Records provided:
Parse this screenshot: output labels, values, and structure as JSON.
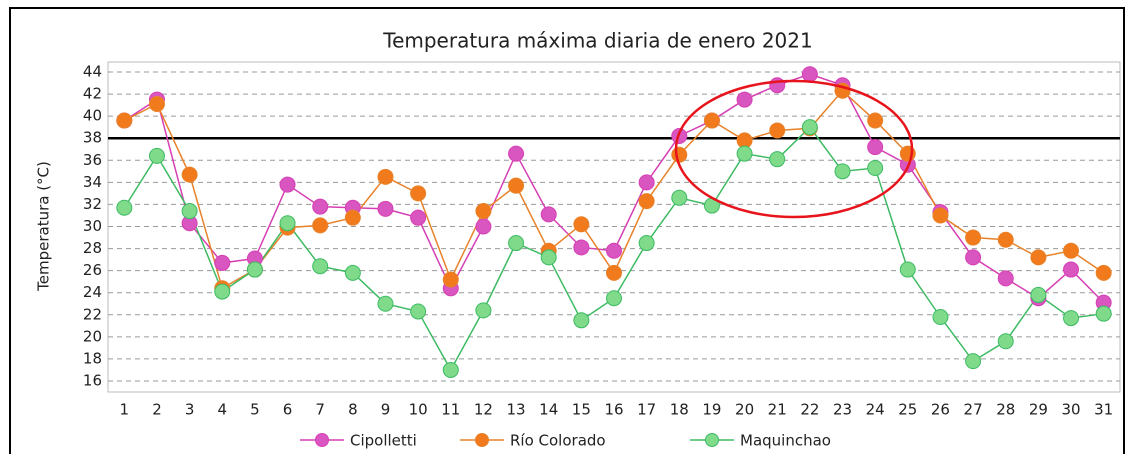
{
  "chart_data": {
    "type": "line",
    "title": "Temperatura máxima diaria de enero 2021",
    "ylabel": "Temperatura (°C)",
    "categories": [
      "1",
      "2",
      "3",
      "4",
      "5",
      "6",
      "7",
      "8",
      "9",
      "10",
      "11",
      "12",
      "13",
      "14",
      "15",
      "16",
      "17",
      "18",
      "19",
      "20",
      "21",
      "22",
      "23",
      "24",
      "25",
      "26",
      "27",
      "28",
      "29",
      "30",
      "31"
    ],
    "series": [
      {
        "name": "Cipolletti",
        "color": "#d63fb4",
        "marker_color": "#d955c0",
        "values": [
          39.6,
          41.5,
          30.3,
          26.7,
          27.1,
          33.8,
          31.8,
          31.7,
          31.6,
          30.8,
          24.4,
          30.0,
          36.6,
          31.1,
          28.1,
          27.8,
          34.0,
          38.2,
          39.6,
          41.5,
          42.8,
          43.8,
          42.8,
          37.2,
          35.6,
          31.3,
          27.2,
          25.3,
          23.5,
          26.1,
          23.1
        ]
      },
      {
        "name": "Río Colorado",
        "color": "#e8822a",
        "marker_color": "#f07a1c",
        "values": [
          39.6,
          41.1,
          34.7,
          24.4,
          26.1,
          29.9,
          30.1,
          30.8,
          34.5,
          33.0,
          25.2,
          31.4,
          33.7,
          27.8,
          30.2,
          25.8,
          32.3,
          36.5,
          39.6,
          37.8,
          38.7,
          38.9,
          42.3,
          39.6,
          36.6,
          31.0,
          29.0,
          28.8,
          27.2,
          27.8,
          25.8
        ]
      },
      {
        "name": "Maquinchao",
        "color": "#3dbb63",
        "marker_color": "#7fda8a",
        "values": [
          31.7,
          36.4,
          31.4,
          24.1,
          26.1,
          30.3,
          26.4,
          25.8,
          23.0,
          22.3,
          17.0,
          22.4,
          28.5,
          27.2,
          21.5,
          23.5,
          28.5,
          32.6,
          31.9,
          36.6,
          36.1,
          39.0,
          35.0,
          35.3,
          26.1,
          21.8,
          17.8,
          19.6,
          23.8,
          21.7,
          22.1
        ]
      }
    ],
    "ylim": [
      16,
      44
    ],
    "yticks": [
      16,
      18,
      20,
      22,
      24,
      26,
      28,
      30,
      32,
      34,
      36,
      38,
      40,
      42,
      44
    ],
    "reference_line": 38,
    "grid": true,
    "legend": "bottom"
  }
}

Request: Pictures stay out; reproduce every line of the records exactly.

Exercise output:
Parse this screenshot: output labels, values, and structure as JSON.
{
  "chart_data": {
    "type": "line",
    "title": "Temperatura máxima diaria de enero 2021",
    "ylabel": "Temperatura (°C)",
    "categories": [
      "1",
      "2",
      "3",
      "4",
      "5",
      "6",
      "7",
      "8",
      "9",
      "10",
      "11",
      "12",
      "13",
      "14",
      "15",
      "16",
      "17",
      "18",
      "19",
      "20",
      "21",
      "22",
      "23",
      "24",
      "25",
      "26",
      "27",
      "28",
      "29",
      "30",
      "31"
    ],
    "series": [
      {
        "name": "Cipolletti",
        "color": "#d63fb4",
        "marker_color": "#d955c0",
        "values": [
          39.6,
          41.5,
          30.3,
          26.7,
          27.1,
          33.8,
          31.8,
          31.7,
          31.6,
          30.8,
          24.4,
          30.0,
          36.6,
          31.1,
          28.1,
          27.8,
          34.0,
          38.2,
          39.6,
          41.5,
          42.8,
          43.8,
          42.8,
          37.2,
          35.6,
          31.3,
          27.2,
          25.3,
          23.5,
          26.1,
          23.1
        ]
      },
      {
        "name": "Río Colorado",
        "color": "#e8822a",
        "marker_color": "#f07a1c",
        "values": [
          39.6,
          41.1,
          34.7,
          24.4,
          26.1,
          29.9,
          30.1,
          30.8,
          34.5,
          33.0,
          25.2,
          31.4,
          33.7,
          27.8,
          30.2,
          25.8,
          32.3,
          36.5,
          39.6,
          37.8,
          38.7,
          38.9,
          42.3,
          39.6,
          36.6,
          31.0,
          29.0,
          28.8,
          27.2,
          27.8,
          25.8
        ]
      },
      {
        "name": "Maquinchao",
        "color": "#3dbb63",
        "marker_color": "#7fda8a",
        "values": [
          31.7,
          36.4,
          31.4,
          24.1,
          26.1,
          30.3,
          26.4,
          25.8,
          23.0,
          22.3,
          17.0,
          22.4,
          28.5,
          27.2,
          21.5,
          23.5,
          28.5,
          32.6,
          31.9,
          36.6,
          36.1,
          39.0,
          35.0,
          35.3,
          26.1,
          21.8,
          17.8,
          19.6,
          23.8,
          21.7,
          22.1
        ]
      }
    ],
    "ylim": [
      16,
      44
    ],
    "yticks": [
      16,
      18,
      20,
      22,
      24,
      26,
      28,
      30,
      32,
      34,
      36,
      38,
      40,
      42,
      44
    ],
    "reference_line": 38,
    "grid": true,
    "legend": "bottom"
  }
}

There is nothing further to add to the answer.